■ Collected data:
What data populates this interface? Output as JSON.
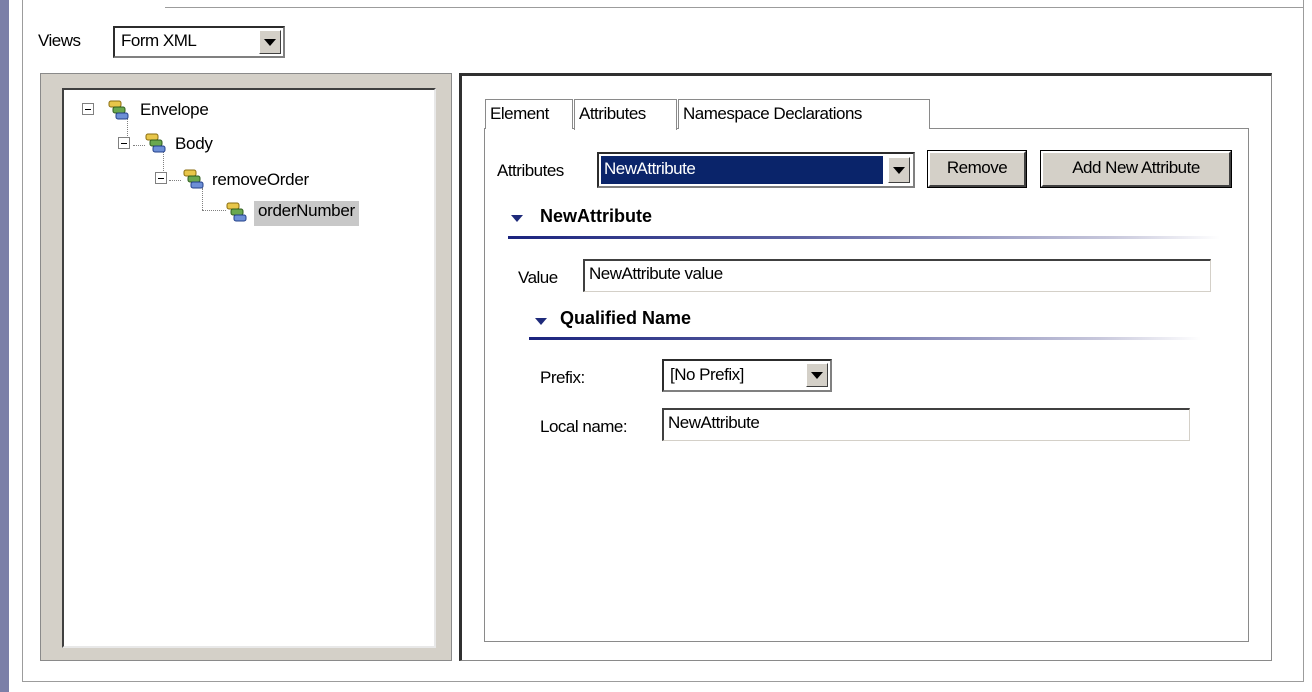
{
  "views": {
    "label": "Views",
    "selected": "Form XML"
  },
  "tree": {
    "nodes": [
      {
        "label": "Envelope"
      },
      {
        "label": "Body"
      },
      {
        "label": "removeOrder"
      },
      {
        "label": "orderNumber"
      }
    ]
  },
  "tabs": [
    {
      "label": "Element"
    },
    {
      "label": "Attributes"
    },
    {
      "label": "Namespace Declarations"
    }
  ],
  "attributes": {
    "label": "Attributes",
    "selected": "NewAttribute",
    "remove_label": "Remove",
    "add_label": "Add New Attribute"
  },
  "section": {
    "title": "NewAttribute",
    "value_label": "Value",
    "value": "NewAttribute value"
  },
  "qualified_name": {
    "title": "Qualified Name",
    "prefix_label": "Prefix:",
    "prefix_value": "[No Prefix]",
    "local_name_label": "Local name:",
    "local_name_value": "NewAttribute"
  },
  "colors": {
    "accent": "#1a237e",
    "selection": "#0a246a",
    "button_face": "#d4d0c8"
  }
}
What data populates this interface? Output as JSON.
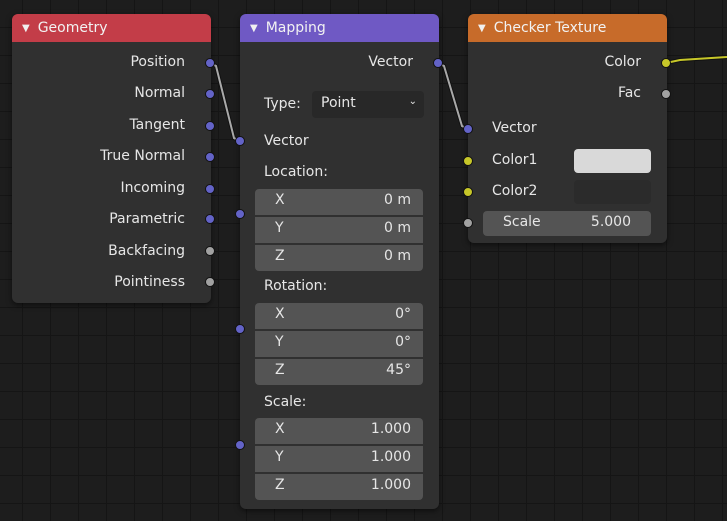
{
  "nodes": {
    "geometry": {
      "title": "Geometry",
      "header_color": "#c33d48",
      "outputs": [
        "Position",
        "Normal",
        "Tangent",
        "True Normal",
        "Incoming",
        "Parametric",
        "Backfacing",
        "Pointiness"
      ]
    },
    "mapping": {
      "title": "Mapping",
      "header_color": "#6f59c4",
      "output": "Vector",
      "type_label": "Type:",
      "type_value": "Point",
      "input_vector": "Vector",
      "location": {
        "label": "Location:",
        "x": "0 m",
        "y": "0 m",
        "z": "0 m"
      },
      "rotation": {
        "label": "Rotation:",
        "x": "0°",
        "y": "0°",
        "z": "45°"
      },
      "scale": {
        "label": "Scale:",
        "x": "1.000",
        "y": "1.000",
        "z": "1.000"
      },
      "axis_labels": {
        "x": "X",
        "y": "Y",
        "z": "Z"
      }
    },
    "checker": {
      "title": "Checker Texture",
      "header_color": "#c76b2a",
      "outputs": [
        "Color",
        "Fac"
      ],
      "inputs": {
        "vector": "Vector",
        "color1": "Color1",
        "color2": "Color2",
        "scale_label": "Scale",
        "scale_value": "5.000"
      },
      "color1_value": "#d9d9d9",
      "color2_value": "#2b2b2b"
    }
  },
  "icons": {
    "collapse": "triangle-down",
    "dropdown": "chevron-down"
  },
  "colors": {
    "vector_socket": "#6363c7",
    "color_socket": "#c7c729",
    "value_socket": "#a1a1a1",
    "link": "#a9a9a9"
  }
}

■ Work to do:
Output all the records, word for word, with no pictures in the copy.

■ Task result:
What data populates this interface? Output as JSON.
{
  "views": {
    "label": "Views",
    "selected": "Form XML"
  },
  "tree": {
    "nodes": [
      {
        "label": "Envelope"
      },
      {
        "label": "Body"
      },
      {
        "label": "removeOrder"
      },
      {
        "label": "orderNumber"
      }
    ]
  },
  "tabs": [
    {
      "label": "Element"
    },
    {
      "label": "Attributes"
    },
    {
      "label": "Namespace Declarations"
    }
  ],
  "attributes": {
    "label": "Attributes",
    "selected": "NewAttribute",
    "remove_label": "Remove",
    "add_label": "Add New Attribute"
  },
  "section": {
    "title": "NewAttribute",
    "value_label": "Value",
    "value": "NewAttribute value"
  },
  "qualified_name": {
    "title": "Qualified Name",
    "prefix_label": "Prefix:",
    "prefix_value": "[No Prefix]",
    "local_name_label": "Local name:",
    "local_name_value": "NewAttribute"
  },
  "colors": {
    "accent": "#1a237e",
    "selection": "#0a246a",
    "button_face": "#d4d0c8"
  }
}
What data populates this interface? Output as JSON.
{
  "nodes": {
    "geometry": {
      "title": "Geometry",
      "header_color": "#c33d48",
      "outputs": [
        "Position",
        "Normal",
        "Tangent",
        "True Normal",
        "Incoming",
        "Parametric",
        "Backfacing",
        "Pointiness"
      ]
    },
    "mapping": {
      "title": "Mapping",
      "header_color": "#6f59c4",
      "output": "Vector",
      "type_label": "Type:",
      "type_value": "Point",
      "input_vector": "Vector",
      "location": {
        "label": "Location:",
        "x": "0 m",
        "y": "0 m",
        "z": "0 m"
      },
      "rotation": {
        "label": "Rotation:",
        "x": "0°",
        "y": "0°",
        "z": "45°"
      },
      "scale": {
        "label": "Scale:",
        "x": "1.000",
        "y": "1.000",
        "z": "1.000"
      },
      "axis_labels": {
        "x": "X",
        "y": "Y",
        "z": "Z"
      }
    },
    "checker": {
      "title": "Checker Texture",
      "header_color": "#c76b2a",
      "outputs": [
        "Color",
        "Fac"
      ],
      "inputs": {
        "vector": "Vector",
        "color1": "Color1",
        "color2": "Color2",
        "scale_label": "Scale",
        "scale_value": "5.000"
      },
      "color1_value": "#d9d9d9",
      "color2_value": "#2b2b2b"
    }
  },
  "icons": {
    "collapse": "triangle-down",
    "dropdown": "chevron-down"
  },
  "colors": {
    "vector_socket": "#6363c7",
    "color_socket": "#c7c729",
    "value_socket": "#a1a1a1",
    "link": "#a9a9a9"
  }
}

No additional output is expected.